The exercise
Go through the material and pull out every line with the string "raid" in it.

Dataset records on visual material
====================

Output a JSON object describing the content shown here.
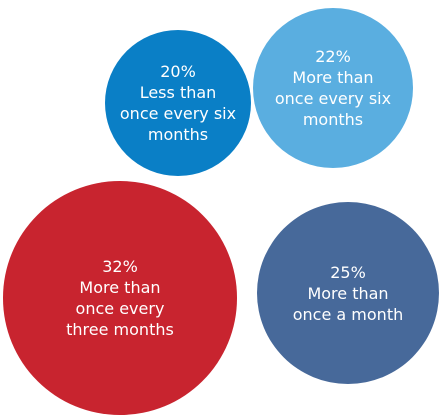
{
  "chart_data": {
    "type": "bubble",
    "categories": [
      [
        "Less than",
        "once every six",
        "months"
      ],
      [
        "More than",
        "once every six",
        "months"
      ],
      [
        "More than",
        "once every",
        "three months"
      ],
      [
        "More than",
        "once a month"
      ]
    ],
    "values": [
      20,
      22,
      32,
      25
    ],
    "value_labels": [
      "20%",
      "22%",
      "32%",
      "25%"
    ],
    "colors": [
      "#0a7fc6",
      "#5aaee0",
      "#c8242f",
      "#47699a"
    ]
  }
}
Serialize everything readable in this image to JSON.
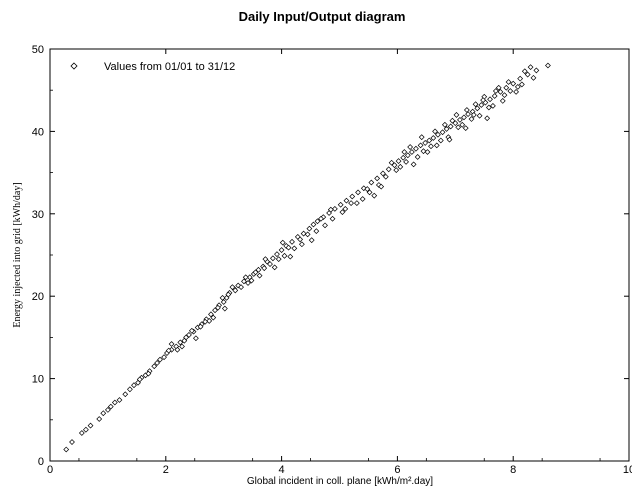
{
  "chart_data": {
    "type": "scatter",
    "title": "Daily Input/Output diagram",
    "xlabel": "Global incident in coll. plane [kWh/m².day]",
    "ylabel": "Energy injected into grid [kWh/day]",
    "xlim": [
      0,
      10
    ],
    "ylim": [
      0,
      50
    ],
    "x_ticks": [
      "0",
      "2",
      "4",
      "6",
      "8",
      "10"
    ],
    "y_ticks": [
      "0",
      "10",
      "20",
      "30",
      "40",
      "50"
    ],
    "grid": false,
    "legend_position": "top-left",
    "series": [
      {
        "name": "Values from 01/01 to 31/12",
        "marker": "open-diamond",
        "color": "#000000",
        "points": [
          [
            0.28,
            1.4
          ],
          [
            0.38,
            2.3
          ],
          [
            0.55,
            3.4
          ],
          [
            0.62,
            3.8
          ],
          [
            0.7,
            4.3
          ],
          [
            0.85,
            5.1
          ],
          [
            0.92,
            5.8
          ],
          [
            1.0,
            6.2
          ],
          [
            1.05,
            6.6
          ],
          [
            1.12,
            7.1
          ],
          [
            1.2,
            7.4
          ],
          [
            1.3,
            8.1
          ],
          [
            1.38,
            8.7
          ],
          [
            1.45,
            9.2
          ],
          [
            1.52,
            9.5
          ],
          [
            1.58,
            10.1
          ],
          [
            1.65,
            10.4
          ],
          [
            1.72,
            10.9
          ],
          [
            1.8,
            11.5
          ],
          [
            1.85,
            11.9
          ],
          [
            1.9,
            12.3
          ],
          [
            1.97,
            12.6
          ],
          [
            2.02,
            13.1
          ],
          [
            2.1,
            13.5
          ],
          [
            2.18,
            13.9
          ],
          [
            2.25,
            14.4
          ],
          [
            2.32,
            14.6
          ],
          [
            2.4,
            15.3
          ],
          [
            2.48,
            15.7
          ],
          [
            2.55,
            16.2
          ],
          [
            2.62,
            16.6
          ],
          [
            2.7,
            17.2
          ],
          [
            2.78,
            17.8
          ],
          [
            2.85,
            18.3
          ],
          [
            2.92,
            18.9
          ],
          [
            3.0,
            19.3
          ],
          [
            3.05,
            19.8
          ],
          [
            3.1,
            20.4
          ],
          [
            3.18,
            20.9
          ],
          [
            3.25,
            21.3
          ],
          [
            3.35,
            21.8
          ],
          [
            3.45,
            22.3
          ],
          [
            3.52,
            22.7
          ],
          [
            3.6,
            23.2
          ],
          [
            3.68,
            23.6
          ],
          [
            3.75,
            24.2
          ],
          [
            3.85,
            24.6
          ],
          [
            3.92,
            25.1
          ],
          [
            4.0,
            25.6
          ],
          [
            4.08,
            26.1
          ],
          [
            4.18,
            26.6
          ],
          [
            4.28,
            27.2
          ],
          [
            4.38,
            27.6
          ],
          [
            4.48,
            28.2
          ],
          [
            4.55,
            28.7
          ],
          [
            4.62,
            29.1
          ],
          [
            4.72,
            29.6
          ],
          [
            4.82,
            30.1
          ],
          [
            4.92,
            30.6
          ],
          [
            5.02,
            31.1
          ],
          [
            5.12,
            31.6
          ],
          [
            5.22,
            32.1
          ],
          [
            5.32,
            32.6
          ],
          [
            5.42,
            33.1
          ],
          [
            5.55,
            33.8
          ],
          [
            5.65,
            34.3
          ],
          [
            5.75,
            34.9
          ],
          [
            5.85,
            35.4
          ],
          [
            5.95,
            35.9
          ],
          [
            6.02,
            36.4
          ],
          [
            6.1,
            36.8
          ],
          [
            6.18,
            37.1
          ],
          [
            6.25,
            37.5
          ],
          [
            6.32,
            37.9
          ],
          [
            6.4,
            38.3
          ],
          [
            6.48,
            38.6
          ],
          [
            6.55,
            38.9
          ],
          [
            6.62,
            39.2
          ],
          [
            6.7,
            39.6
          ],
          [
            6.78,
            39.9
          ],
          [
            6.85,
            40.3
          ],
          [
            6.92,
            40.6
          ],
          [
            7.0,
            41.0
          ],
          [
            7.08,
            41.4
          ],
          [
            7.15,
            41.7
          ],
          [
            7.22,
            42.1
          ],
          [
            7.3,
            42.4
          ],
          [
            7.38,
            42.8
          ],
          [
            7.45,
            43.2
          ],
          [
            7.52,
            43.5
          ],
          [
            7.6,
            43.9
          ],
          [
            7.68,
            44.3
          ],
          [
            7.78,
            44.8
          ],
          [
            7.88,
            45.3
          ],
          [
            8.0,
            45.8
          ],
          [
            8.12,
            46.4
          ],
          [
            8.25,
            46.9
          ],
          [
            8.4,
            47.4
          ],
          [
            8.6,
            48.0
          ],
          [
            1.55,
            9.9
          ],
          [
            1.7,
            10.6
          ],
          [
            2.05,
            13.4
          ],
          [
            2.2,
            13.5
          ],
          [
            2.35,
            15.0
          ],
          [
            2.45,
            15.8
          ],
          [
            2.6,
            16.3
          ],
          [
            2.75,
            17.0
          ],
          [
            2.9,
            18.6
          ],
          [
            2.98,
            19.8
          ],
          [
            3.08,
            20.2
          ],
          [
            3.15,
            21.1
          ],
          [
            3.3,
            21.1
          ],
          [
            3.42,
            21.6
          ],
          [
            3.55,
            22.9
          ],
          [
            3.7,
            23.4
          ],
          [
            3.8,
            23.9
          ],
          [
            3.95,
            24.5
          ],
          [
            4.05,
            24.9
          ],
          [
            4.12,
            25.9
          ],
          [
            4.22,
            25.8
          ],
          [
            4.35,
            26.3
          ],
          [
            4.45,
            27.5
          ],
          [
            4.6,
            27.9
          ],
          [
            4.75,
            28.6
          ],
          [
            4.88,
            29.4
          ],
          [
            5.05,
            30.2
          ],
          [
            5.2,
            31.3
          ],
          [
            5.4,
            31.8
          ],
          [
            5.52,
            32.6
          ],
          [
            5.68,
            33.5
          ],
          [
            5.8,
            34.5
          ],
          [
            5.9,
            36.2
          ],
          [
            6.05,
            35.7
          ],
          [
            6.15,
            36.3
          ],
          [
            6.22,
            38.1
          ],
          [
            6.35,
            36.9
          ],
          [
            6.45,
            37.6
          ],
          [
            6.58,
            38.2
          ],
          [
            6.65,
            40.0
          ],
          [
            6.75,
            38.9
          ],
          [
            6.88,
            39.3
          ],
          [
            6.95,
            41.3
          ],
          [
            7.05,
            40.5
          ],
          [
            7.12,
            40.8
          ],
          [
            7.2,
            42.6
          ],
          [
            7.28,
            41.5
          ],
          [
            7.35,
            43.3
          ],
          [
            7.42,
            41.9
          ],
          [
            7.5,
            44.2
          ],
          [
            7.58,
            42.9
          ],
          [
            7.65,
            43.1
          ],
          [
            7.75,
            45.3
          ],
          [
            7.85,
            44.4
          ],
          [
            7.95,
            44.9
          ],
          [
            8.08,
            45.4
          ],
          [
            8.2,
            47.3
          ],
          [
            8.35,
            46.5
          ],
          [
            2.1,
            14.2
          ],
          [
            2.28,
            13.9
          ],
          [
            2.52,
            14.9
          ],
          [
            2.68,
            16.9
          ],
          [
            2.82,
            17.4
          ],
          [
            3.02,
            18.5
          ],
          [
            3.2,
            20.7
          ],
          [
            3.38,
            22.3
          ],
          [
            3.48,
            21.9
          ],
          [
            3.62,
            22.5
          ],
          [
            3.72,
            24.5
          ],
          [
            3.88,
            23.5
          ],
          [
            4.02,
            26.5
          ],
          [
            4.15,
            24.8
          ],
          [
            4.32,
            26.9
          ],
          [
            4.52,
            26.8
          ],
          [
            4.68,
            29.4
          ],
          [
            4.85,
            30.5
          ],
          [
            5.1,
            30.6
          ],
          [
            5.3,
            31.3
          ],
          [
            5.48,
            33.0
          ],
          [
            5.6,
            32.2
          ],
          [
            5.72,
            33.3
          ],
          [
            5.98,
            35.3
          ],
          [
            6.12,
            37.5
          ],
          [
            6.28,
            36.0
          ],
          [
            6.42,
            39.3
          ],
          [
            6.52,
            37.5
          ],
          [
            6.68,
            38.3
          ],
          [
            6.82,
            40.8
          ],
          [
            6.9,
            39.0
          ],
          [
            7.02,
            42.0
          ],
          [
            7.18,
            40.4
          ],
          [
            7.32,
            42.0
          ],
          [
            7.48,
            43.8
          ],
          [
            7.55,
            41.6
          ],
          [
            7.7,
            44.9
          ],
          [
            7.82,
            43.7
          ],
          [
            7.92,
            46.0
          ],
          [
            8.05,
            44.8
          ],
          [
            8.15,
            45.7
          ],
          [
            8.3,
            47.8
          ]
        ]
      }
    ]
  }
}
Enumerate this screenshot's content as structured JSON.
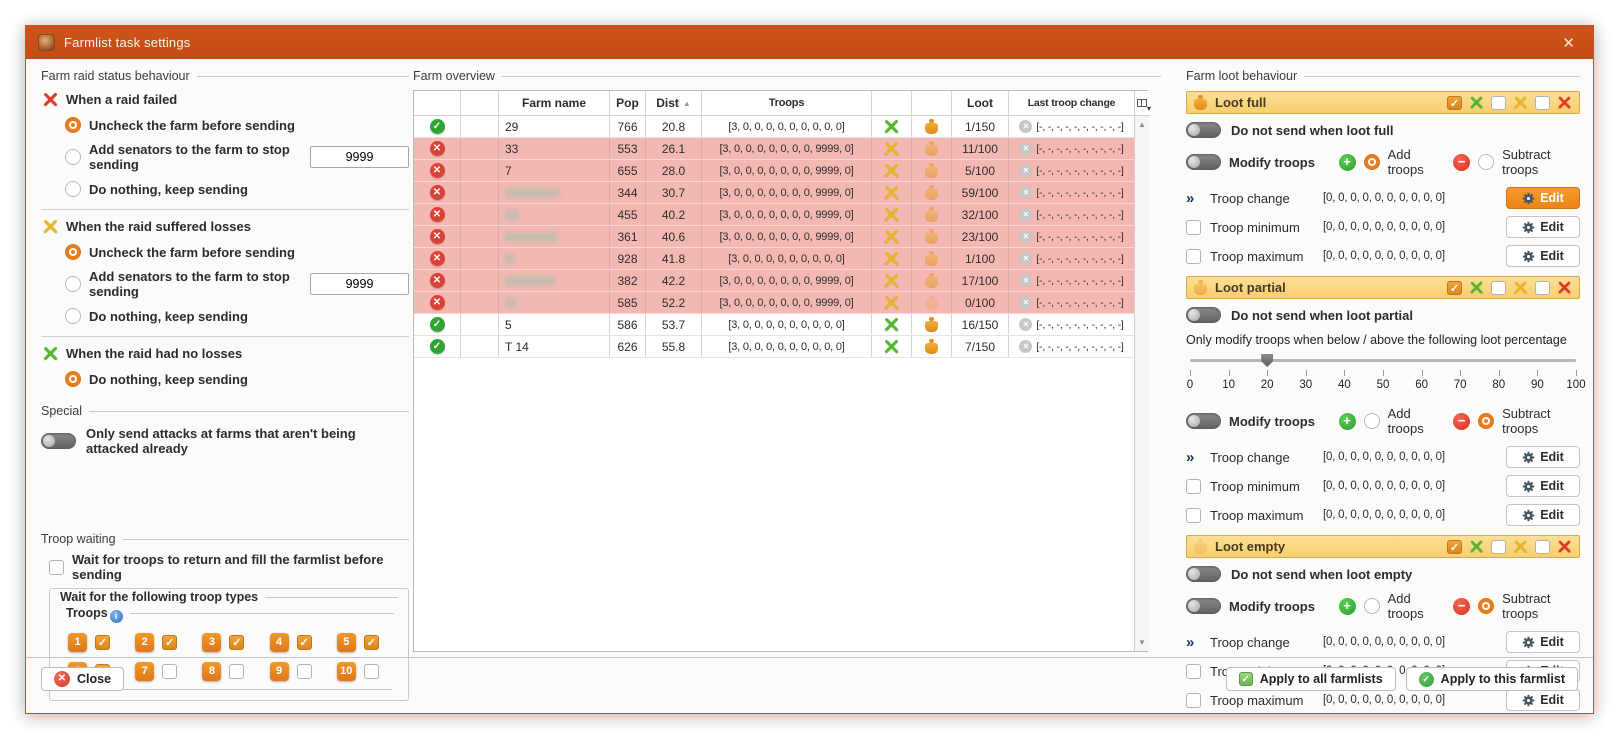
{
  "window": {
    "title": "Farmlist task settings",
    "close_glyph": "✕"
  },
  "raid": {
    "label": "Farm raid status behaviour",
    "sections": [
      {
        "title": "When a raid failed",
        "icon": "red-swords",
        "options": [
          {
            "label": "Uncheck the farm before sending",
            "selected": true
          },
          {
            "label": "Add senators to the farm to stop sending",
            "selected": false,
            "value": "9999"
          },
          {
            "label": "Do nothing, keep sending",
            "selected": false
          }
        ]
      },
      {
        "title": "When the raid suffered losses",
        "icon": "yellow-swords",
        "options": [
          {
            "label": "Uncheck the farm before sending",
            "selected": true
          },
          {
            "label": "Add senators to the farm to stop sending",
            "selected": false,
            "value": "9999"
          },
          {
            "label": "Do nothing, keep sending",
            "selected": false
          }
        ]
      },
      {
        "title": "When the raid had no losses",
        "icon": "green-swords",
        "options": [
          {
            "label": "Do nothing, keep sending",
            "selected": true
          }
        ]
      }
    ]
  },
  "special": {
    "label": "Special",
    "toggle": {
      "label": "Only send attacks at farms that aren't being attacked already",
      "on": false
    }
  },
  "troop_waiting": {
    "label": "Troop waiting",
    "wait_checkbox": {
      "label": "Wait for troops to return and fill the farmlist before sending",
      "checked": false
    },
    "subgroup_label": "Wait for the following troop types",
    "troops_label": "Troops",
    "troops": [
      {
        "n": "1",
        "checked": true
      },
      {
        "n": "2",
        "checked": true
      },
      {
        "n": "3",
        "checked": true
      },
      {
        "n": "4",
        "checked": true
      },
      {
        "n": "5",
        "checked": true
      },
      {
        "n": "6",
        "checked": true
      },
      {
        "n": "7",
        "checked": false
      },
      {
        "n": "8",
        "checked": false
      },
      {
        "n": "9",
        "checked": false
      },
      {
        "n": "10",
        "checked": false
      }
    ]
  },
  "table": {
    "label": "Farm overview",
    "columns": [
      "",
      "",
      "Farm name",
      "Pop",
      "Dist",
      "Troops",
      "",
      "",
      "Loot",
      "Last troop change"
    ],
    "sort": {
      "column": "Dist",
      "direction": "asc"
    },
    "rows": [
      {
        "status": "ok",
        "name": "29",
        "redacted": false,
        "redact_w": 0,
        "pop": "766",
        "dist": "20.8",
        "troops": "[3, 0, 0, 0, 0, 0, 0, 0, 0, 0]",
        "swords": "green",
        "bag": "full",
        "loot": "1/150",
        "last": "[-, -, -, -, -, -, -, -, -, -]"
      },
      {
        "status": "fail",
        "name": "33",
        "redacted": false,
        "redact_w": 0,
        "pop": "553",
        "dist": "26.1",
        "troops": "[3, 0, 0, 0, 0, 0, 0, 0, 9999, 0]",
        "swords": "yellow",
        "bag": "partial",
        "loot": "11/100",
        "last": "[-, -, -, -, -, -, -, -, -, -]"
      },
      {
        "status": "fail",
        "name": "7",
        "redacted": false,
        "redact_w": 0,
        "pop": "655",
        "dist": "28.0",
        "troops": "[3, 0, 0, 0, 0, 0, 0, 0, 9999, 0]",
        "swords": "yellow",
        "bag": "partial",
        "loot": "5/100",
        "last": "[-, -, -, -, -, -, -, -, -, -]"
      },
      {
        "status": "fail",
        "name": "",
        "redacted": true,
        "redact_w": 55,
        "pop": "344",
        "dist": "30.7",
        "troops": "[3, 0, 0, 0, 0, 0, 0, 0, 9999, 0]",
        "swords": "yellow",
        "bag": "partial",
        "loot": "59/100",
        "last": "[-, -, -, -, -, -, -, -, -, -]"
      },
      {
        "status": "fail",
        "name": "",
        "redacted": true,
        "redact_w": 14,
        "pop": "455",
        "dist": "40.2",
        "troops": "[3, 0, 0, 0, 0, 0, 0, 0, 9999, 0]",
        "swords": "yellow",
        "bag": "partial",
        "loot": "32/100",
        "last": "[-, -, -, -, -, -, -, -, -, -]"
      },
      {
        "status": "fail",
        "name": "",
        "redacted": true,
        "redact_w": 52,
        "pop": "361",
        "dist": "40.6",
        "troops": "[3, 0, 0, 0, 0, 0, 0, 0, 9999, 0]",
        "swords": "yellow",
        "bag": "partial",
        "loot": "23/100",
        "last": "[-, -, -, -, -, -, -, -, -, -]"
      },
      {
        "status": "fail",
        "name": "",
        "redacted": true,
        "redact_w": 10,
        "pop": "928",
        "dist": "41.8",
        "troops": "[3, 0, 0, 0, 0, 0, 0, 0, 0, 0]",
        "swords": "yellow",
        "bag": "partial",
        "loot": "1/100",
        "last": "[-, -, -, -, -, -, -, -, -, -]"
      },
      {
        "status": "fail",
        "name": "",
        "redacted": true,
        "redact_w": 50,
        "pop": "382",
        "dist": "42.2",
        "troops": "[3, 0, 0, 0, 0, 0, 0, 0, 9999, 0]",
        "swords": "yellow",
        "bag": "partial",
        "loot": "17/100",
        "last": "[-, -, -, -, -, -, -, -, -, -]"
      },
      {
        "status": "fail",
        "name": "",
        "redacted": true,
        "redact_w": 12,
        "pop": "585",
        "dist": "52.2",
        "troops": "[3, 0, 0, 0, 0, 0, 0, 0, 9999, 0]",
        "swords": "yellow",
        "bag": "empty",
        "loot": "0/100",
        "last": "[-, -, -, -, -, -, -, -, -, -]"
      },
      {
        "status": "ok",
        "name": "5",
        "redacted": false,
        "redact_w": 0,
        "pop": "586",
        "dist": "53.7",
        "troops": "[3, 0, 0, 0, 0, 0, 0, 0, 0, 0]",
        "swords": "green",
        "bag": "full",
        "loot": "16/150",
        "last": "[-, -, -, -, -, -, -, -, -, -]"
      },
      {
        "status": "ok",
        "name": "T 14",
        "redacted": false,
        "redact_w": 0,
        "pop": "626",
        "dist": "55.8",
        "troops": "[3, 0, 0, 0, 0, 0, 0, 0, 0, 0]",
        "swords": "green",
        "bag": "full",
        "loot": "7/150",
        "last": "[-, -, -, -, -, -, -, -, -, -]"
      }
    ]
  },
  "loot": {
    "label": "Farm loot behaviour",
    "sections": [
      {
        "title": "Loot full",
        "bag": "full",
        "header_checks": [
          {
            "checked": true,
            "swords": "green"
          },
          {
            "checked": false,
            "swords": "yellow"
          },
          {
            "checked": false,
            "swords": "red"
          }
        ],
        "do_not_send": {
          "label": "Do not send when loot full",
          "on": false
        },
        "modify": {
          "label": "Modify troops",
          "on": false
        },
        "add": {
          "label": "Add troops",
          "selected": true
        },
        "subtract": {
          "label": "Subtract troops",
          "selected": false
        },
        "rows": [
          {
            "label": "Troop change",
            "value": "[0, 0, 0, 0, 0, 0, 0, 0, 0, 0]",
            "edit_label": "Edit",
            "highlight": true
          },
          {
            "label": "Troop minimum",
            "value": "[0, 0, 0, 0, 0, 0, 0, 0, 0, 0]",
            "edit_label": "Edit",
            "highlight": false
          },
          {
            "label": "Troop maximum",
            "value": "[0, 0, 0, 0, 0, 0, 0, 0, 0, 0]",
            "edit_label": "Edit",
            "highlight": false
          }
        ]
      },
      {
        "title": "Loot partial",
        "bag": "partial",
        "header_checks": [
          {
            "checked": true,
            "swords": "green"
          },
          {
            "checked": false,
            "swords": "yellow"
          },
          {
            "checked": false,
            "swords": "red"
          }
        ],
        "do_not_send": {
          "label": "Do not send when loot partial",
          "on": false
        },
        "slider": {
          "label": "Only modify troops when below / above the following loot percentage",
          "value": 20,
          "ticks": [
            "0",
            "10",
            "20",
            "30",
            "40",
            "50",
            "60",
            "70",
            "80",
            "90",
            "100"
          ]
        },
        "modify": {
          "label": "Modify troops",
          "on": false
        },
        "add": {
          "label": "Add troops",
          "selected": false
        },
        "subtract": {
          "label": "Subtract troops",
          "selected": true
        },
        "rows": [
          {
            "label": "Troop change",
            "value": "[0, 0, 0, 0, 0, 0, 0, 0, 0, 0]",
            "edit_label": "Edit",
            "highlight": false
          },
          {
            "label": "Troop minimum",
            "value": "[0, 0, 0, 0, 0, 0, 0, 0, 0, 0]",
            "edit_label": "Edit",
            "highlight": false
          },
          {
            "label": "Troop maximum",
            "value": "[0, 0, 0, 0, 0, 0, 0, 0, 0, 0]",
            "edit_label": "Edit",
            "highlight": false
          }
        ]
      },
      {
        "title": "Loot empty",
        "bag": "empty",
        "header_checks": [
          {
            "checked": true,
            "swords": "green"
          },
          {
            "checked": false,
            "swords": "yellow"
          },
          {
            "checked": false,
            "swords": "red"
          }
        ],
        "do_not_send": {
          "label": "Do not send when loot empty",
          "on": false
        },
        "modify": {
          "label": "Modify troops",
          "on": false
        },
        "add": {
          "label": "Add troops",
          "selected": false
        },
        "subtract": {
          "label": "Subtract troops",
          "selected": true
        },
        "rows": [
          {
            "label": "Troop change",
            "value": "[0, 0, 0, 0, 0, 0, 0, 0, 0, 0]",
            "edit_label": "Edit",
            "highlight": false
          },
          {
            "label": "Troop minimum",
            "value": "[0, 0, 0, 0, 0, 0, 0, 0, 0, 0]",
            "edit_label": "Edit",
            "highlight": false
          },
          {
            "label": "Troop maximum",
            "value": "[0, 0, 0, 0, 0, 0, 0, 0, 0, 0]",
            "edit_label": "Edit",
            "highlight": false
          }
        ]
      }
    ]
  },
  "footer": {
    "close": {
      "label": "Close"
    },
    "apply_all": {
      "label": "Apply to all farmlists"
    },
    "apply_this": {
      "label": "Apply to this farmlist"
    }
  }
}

====================

The solution
  "raid": {
    "label": "Farm raid status behaviour",
        "title": "When a raid failed",
        "title": "When the raid suffered losses",
        "title": "When the raid had no losses",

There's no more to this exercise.